Set down all of the entries word for word, omitting the images they contain.

--- Start ---

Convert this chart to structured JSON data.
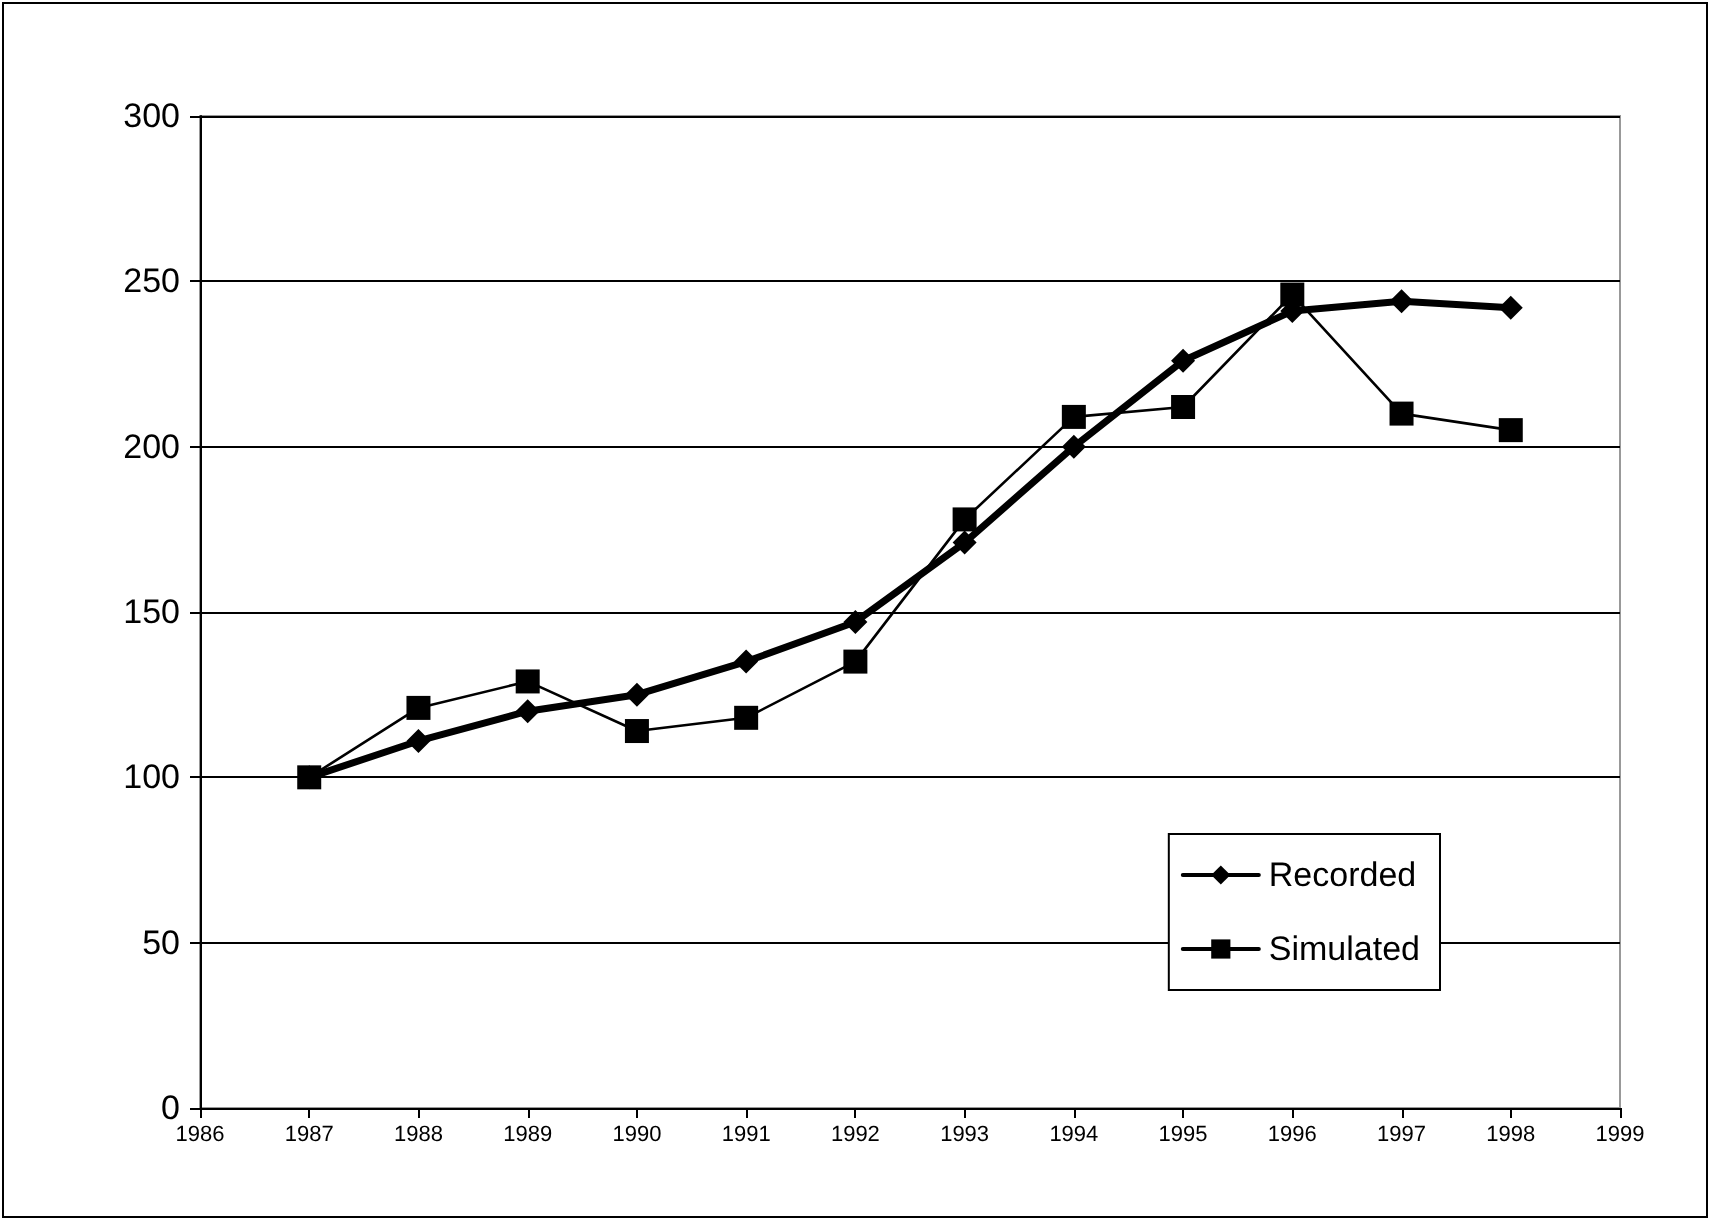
{
  "chart_data": {
    "type": "line",
    "x": [
      1987,
      1988,
      1989,
      1990,
      1991,
      1992,
      1993,
      1994,
      1995,
      1996,
      1997,
      1998
    ],
    "series": [
      {
        "name": "Recorded",
        "color": "#000000",
        "marker": "diamond",
        "values": [
          100,
          111,
          120,
          125,
          135,
          147,
          171,
          200,
          226,
          241,
          244,
          242
        ]
      },
      {
        "name": "Simulated",
        "color": "#000000",
        "marker": "square",
        "values": [
          100,
          121,
          129,
          114,
          118,
          135,
          178,
          209,
          212,
          246,
          210,
          205
        ]
      }
    ],
    "xlim": [
      1986,
      1999
    ],
    "xticks": [
      1986,
      1987,
      1988,
      1989,
      1990,
      1991,
      1992,
      1993,
      1994,
      1995,
      1996,
      1997,
      1998,
      1999
    ],
    "ylim": [
      0,
      300
    ],
    "yticks": [
      0,
      50,
      100,
      150,
      200,
      250,
      300
    ],
    "grid": "y",
    "legend": "bottom right",
    "line_style": "solid"
  }
}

--- End ---

* [RESULT OF THIS EXERCISE]:
Convert this chart to structured JSON data.
{
  "chart_data": {
    "type": "line",
    "x": [
      1987,
      1988,
      1989,
      1990,
      1991,
      1992,
      1993,
      1994,
      1995,
      1996,
      1997,
      1998
    ],
    "series": [
      {
        "name": "Recorded",
        "color": "#000000",
        "marker": "diamond",
        "values": [
          100,
          111,
          120,
          125,
          135,
          147,
          171,
          200,
          226,
          241,
          244,
          242
        ]
      },
      {
        "name": "Simulated",
        "color": "#000000",
        "marker": "square",
        "values": [
          100,
          121,
          129,
          114,
          118,
          135,
          178,
          209,
          212,
          246,
          210,
          205
        ]
      }
    ],
    "xlim": [
      1986,
      1999
    ],
    "xticks": [
      1986,
      1987,
      1988,
      1989,
      1990,
      1991,
      1992,
      1993,
      1994,
      1995,
      1996,
      1997,
      1998,
      1999
    ],
    "ylim": [
      0,
      300
    ],
    "yticks": [
      0,
      50,
      100,
      150,
      200,
      250,
      300
    ],
    "grid": "y",
    "legend": "bottom right",
    "line_style": "solid"
  }
}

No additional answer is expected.